DIRECTION: Only the pictures are left out: repeat the rest of the entries exactly.

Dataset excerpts
** begin **
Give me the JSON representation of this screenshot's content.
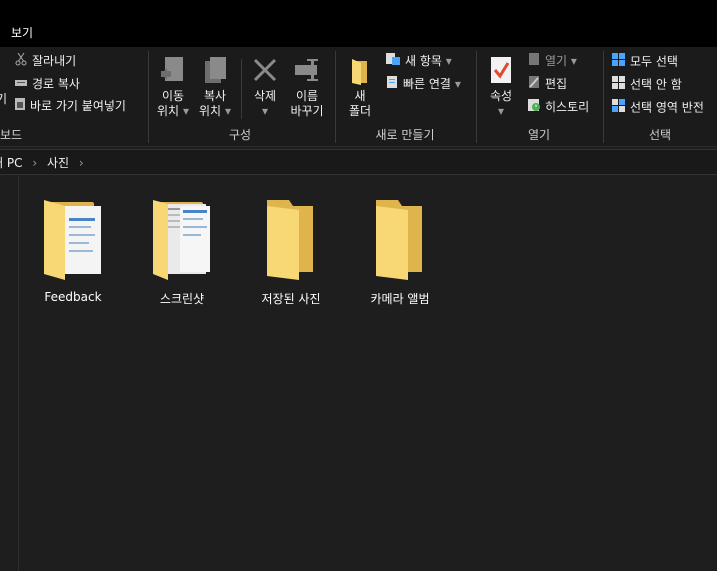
{
  "tab": {
    "view_label": "보기"
  },
  "clipboard": {
    "cut_label": "잘라내기",
    "copy_path_label": "경로 복사",
    "paste_shortcut_label": "바로 가기 붙여넣기",
    "cut_left_char": "기",
    "group_label": "보드"
  },
  "organize": {
    "move_to_line1": "이동",
    "move_to_line2": "위치",
    "copy_to_line1": "복사",
    "copy_to_line2": "위치",
    "delete_label": "삭제",
    "rename_line1": "이름",
    "rename_line2": "바꾸기",
    "group_label": "구성"
  },
  "new": {
    "new_folder_line1": "새",
    "new_folder_line2": "폴더",
    "new_item_label": "새 항목",
    "easy_access_label": "빠른 연결",
    "group_label": "새로 만들기"
  },
  "open": {
    "properties_label": "속성",
    "open_label": "열기",
    "edit_label": "편집",
    "history_label": "히스토리",
    "group_label": "열기"
  },
  "select": {
    "select_all_label": "모두 선택",
    "select_none_label": "선택 안 함",
    "invert_label": "선택 영역 반전",
    "group_label": "선택"
  },
  "address": {
    "pc_label": "내 PC",
    "folder_label": "사진"
  },
  "folders": [
    {
      "name": "Feedback",
      "icon": "folder-with-documents-icon"
    },
    {
      "name": "스크린샷",
      "icon": "folder-with-screenshots-icon"
    },
    {
      "name": "저장된 사진",
      "icon": "folder-icon"
    },
    {
      "name": "카메라 앨범",
      "icon": "folder-icon"
    }
  ],
  "colors": {
    "folder_yellow": "#f8d775",
    "folder_dark": "#e0b44c",
    "check_red": "#e04a2f",
    "select_blue": "#4aa3ff"
  }
}
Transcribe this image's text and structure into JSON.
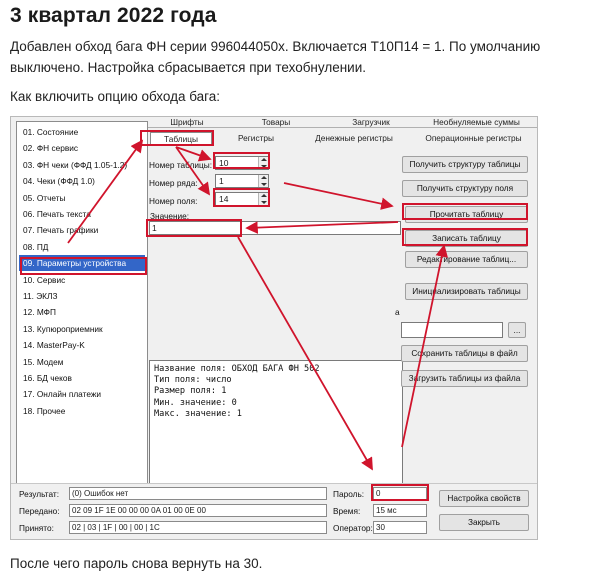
{
  "article": {
    "heading": "3 квартал 2022 года",
    "p1": "Добавлен обход бага ФН серии 996044050х. Включается Т10П14 = 1. По умолчанию выключено. Настройка сбрасывается при техобнулении.",
    "p2": "Как включить опцию обхода бага:",
    "p3": "После чего пароль снова вернуть на 30."
  },
  "sidebar": {
    "items": [
      "01. Состояние",
      "02. ФН сервис",
      "03. ФН чеки (ФФД 1.05-1.2)",
      "04. Чеки (ФФД 1.0)",
      "05. Отчеты",
      "06. Печать текста",
      "07. Печать графики",
      "08. ПД",
      "09. Параметры устройства",
      "10. Сервис",
      "11. ЭКЛЗ",
      "12. МФП",
      "13. Купюроприемник",
      "14. MasterPay-K",
      "15. Модем",
      "16. БД чеков",
      "17. Онлайн платежи",
      "18. Прочее"
    ],
    "selected_index": 8
  },
  "tabs": {
    "top": [
      "Шрифты",
      "Товары",
      "Загрузчик",
      "Необнуляемые суммы"
    ],
    "bottom": [
      "Таблицы",
      "Регистры",
      "Денежные регистры",
      "Операционные регистры"
    ],
    "active": "Таблицы"
  },
  "form": {
    "table_label": "Номер таблицы:",
    "table_value": "10",
    "row_label": "Номер ряда:",
    "row_value": "1",
    "field_label": "Номер поля:",
    "field_value": "14",
    "value_label": "Значение:",
    "value_value": "1"
  },
  "memo_lines": [
    "Название поля: ОБХОД БАГА ФН 502",
    "Тип поля: число",
    "Размер поля: 1",
    "Мин. значение: 0",
    "Макс. значение: 1"
  ],
  "buttons": {
    "get_structure": "Получить структуру таблицы",
    "get_field_structure": "Получить структуру поля",
    "read_table": "Прочитать таблицу",
    "write_table": "Записать таблицу",
    "edit_table": "Редактирование таблиц...",
    "init_tables": "Инициализировать таблицы",
    "file_browse": "...",
    "save_file": "Сохранить таблицы в файл",
    "load_file": "Загрузить таблицы из файла",
    "settings": "Настройка свойств",
    "close": "Закрыть"
  },
  "file_label": "а",
  "status": {
    "result_label": "Результат:",
    "result_value": "(0) Ошибок нет",
    "sent_label": "Передано:",
    "sent_value": "02 09 1F 1E 00 00 00 0A 01 00 0E 00",
    "recv_label": "Принято:",
    "recv_value": "02 | 03 | 1F | 00 | 00 | 1C",
    "password_label": "Пароль:",
    "password_value": "0",
    "time_label": "Время:",
    "time_value": "15 мс",
    "operator_label": "Оператор:",
    "operator_value": "30"
  },
  "colors": {
    "highlight_red": "#d0142c",
    "selection_blue": "#3366c8"
  }
}
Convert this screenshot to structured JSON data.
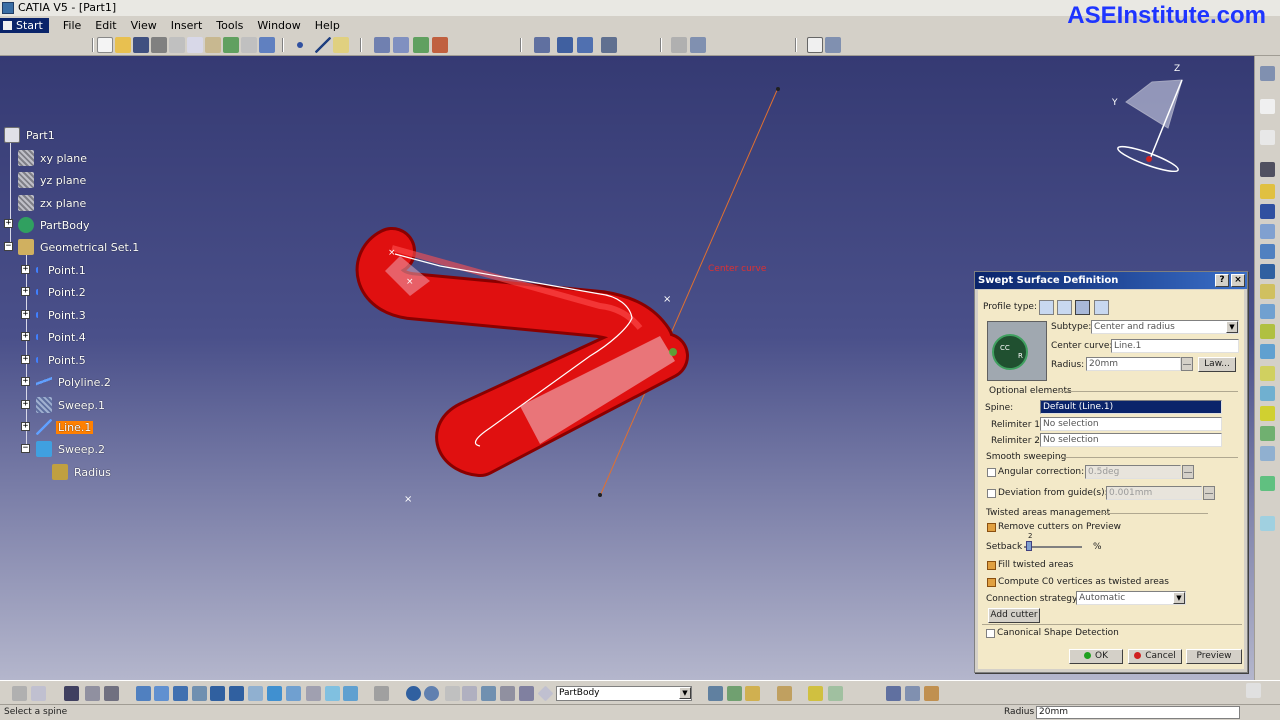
** end **
THE COMPLETED TASK:
Give me the JSON representation of this screenshot's content.
{
  "tab": {
    "view_label": "보기"
  },
  "clipboard": {
    "cut_label": "잘라내기",
    "copy_path_label": "경로 복사",
    "paste_shortcut_label": "바로 가기 붙여넣기",
    "cut_left_char": "기",
    "group_label": "보드"
  },
  "organize": {
    "move_to_line1": "이동",
    "move_to_line2": "위치",
    "copy_to_line1": "복사",
    "copy_to_line2": "위치",
    "delete_label": "삭제",
    "rename_line1": "이름",
    "rename_line2": "바꾸기",
    "group_label": "구성"
  },
  "new": {
    "new_folder_line1": "새",
    "new_folder_line2": "폴더",
    "new_item_label": "새 항목",
    "easy_access_label": "빠른 연결",
    "group_label": "새로 만들기"
  },
  "open": {
    "properties_label": "속성",
    "open_label": "열기",
    "edit_label": "편집",
    "history_label": "히스토리",
    "group_label": "열기"
  },
  "select": {
    "select_all_label": "모두 선택",
    "select_none_label": "선택 안 함",
    "invert_label": "선택 영역 반전",
    "group_label": "선택"
  },
  "address": {
    "pc_label": "내 PC",
    "folder_label": "사진"
  },
  "folders": [
    {
      "name": "Feedback",
      "icon": "folder-with-documents-icon"
    },
    {
      "name": "스크린샷",
      "icon": "folder-with-screenshots-icon"
    },
    {
      "name": "저장된 사진",
      "icon": "folder-icon"
    },
    {
      "name": "카메라 앨범",
      "icon": "folder-icon"
    }
  ],
  "colors": {
    "folder_yellow": "#f8d775",
    "folder_dark": "#e0b44c",
    "check_red": "#e04a2f",
    "select_blue": "#4aa3ff"
  }
}
Transcribe this image's text and structure into JSON.
{
  "article": {
    "heading": "3 квартал 2022 года",
    "p1": "Добавлен обход бага ФН серии 996044050х. Включается Т10П14 = 1. По умолчанию выключено. Настройка сбрасывается при техобнулении.",
    "p2": "Как включить опцию обхода бага:",
    "p3": "После чего пароль снова вернуть на 30."
  },
  "sidebar": {
    "items": [
      "01. Состояние",
      "02. ФН сервис",
      "03. ФН чеки (ФФД 1.05-1.2)",
      "04. Чеки (ФФД 1.0)",
      "05. Отчеты",
      "06. Печать текста",
      "07. Печать графики",
      "08. ПД",
      "09. Параметры устройства",
      "10. Сервис",
      "11. ЭКЛЗ",
      "12. МФП",
      "13. Купюроприемник",
      "14. MasterPay-K",
      "15. Модем",
      "16. БД чеков",
      "17. Онлайн платежи",
      "18. Прочее"
    ],
    "selected_index": 8
  },
  "tabs": {
    "top": [
      "Шрифты",
      "Товары",
      "Загрузчик",
      "Необнуляемые суммы"
    ],
    "bottom": [
      "Таблицы",
      "Регистры",
      "Денежные регистры",
      "Операционные регистры"
    ],
    "active": "Таблицы"
  },
  "form": {
    "table_label": "Номер таблицы:",
    "table_value": "10",
    "row_label": "Номер ряда:",
    "row_value": "1",
    "field_label": "Номер поля:",
    "field_value": "14",
    "value_label": "Значение:",
    "value_value": "1"
  },
  "memo_lines": [
    "Название поля: ОБХОД БАГА ФН 502",
    "Тип поля: число",
    "Размер поля: 1",
    "Мин. значение: 0",
    "Макс. значение: 1"
  ],
  "buttons": {
    "get_structure": "Получить структуру таблицы",
    "get_field_structure": "Получить структуру поля",
    "read_table": "Прочитать таблицу",
    "write_table": "Записать таблицу",
    "edit_table": "Редактирование таблиц...",
    "init_tables": "Инициализировать таблицы",
    "file_browse": "...",
    "save_file": "Сохранить таблицы в файл",
    "load_file": "Загрузить таблицы из файла",
    "settings": "Настройка свойств",
    "close": "Закрыть"
  },
  "file_label": "а",
  "status": {
    "result_label": "Результат:",
    "result_value": "(0) Ошибок нет",
    "sent_label": "Передано:",
    "sent_value": "02 09 1F 1E 00 00 00 0A 01 00 0E 00",
    "recv_label": "Принято:",
    "recv_value": "02 | 03 | 1F | 00 | 00 | 1C",
    "password_label": "Пароль:",
    "password_value": "0",
    "time_label": "Время:",
    "time_value": "15 мс",
    "operator_label": "Оператор:",
    "operator_value": "30"
  },
  "colors": {
    "highlight_red": "#d0142c",
    "selection_blue": "#3366c8"
  }
}
Convert this screenshot to structured JSON data.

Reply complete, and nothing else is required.